Goal of the exercise: Scan the entries below and report only how many lines contain "content".

#### Provided information ####

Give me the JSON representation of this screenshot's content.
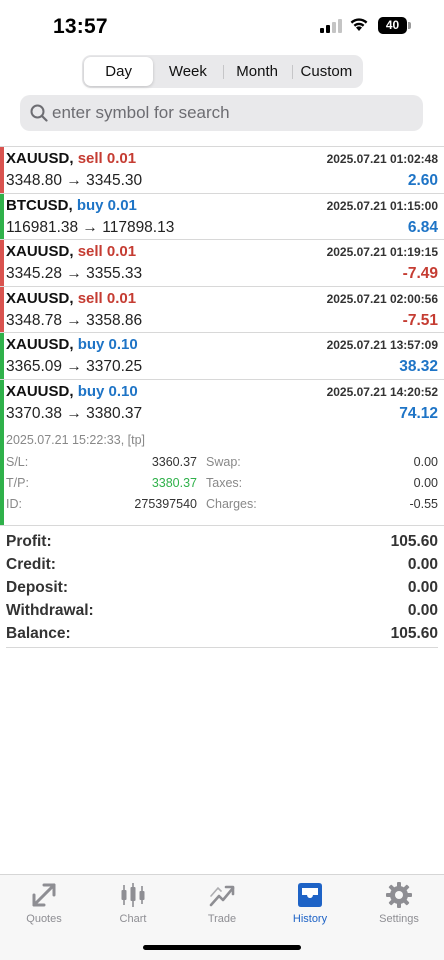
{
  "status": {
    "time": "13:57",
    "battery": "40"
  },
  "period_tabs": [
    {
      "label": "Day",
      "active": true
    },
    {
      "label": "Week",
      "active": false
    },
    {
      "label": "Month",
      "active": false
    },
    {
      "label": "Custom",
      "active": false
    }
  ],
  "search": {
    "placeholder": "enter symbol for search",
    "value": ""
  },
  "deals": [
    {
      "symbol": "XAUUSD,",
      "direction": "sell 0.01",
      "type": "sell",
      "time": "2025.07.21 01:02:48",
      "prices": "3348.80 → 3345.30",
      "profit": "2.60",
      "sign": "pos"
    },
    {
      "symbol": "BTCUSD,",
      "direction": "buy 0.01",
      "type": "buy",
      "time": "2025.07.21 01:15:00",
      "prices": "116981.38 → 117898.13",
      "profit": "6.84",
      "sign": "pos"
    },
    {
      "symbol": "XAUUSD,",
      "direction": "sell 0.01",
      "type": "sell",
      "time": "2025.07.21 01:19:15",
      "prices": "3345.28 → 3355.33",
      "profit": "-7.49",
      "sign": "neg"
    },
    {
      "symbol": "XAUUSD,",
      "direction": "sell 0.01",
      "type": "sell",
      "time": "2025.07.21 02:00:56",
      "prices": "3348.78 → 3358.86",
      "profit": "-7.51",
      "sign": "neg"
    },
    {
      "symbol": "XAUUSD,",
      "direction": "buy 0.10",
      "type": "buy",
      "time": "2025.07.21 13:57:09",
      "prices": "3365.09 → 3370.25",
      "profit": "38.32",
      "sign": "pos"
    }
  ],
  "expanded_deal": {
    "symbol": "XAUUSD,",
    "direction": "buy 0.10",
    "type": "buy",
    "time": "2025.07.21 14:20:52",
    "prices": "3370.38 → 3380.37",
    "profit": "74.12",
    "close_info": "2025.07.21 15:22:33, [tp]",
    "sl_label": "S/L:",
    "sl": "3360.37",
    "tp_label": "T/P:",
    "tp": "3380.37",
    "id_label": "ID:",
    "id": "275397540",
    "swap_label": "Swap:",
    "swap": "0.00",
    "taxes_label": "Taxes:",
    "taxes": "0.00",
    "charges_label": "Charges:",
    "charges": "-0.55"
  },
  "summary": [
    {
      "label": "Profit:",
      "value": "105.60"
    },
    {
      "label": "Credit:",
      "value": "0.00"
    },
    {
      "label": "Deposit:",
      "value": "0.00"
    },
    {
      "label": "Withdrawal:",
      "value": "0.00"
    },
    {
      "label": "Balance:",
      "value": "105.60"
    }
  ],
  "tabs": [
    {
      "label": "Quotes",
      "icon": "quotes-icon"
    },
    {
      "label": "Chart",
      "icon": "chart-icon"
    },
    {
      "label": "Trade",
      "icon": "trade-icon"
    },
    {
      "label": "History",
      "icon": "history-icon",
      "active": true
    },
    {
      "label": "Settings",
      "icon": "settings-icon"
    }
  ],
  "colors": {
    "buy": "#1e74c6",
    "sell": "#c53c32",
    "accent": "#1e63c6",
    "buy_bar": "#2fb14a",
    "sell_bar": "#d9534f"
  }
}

####
#### Provided information ####

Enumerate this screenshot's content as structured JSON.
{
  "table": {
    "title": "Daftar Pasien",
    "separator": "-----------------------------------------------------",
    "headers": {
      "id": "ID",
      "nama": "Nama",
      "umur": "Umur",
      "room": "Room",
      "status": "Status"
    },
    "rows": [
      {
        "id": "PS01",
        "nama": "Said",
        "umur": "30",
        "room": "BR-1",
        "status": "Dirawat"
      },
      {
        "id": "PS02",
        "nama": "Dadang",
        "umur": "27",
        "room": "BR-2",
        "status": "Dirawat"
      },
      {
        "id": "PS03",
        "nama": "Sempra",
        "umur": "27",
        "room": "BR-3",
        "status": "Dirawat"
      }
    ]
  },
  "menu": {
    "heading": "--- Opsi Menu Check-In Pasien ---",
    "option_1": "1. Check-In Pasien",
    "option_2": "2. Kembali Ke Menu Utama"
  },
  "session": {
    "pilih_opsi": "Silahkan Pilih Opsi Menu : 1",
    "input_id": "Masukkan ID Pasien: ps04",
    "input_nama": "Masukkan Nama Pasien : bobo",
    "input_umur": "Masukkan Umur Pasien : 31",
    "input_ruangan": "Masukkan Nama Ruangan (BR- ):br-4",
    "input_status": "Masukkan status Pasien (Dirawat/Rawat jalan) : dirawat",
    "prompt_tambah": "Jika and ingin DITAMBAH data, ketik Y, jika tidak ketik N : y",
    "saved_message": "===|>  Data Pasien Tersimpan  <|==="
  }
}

####
#### Provided information ####

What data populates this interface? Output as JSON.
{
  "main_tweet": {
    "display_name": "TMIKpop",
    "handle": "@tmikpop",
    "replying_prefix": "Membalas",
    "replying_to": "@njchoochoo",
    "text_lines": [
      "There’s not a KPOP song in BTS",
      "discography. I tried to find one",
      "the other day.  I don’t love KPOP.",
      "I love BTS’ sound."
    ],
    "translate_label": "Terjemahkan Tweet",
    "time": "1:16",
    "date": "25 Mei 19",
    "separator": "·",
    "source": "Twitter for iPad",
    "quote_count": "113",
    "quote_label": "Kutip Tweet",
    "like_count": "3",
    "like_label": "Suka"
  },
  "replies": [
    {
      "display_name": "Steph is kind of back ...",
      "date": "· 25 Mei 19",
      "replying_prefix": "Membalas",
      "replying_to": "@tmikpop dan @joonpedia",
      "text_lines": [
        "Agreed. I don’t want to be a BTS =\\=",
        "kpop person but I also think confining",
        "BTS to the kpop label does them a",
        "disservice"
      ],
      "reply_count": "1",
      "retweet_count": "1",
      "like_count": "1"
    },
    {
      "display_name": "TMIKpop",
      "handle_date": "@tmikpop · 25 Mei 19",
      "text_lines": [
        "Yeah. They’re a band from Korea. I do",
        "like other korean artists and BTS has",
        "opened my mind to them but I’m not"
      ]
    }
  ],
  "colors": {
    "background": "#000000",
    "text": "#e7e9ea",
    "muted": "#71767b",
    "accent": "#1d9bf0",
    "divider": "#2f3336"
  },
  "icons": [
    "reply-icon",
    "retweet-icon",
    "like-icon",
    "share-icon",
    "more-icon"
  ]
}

####

Correct response: 2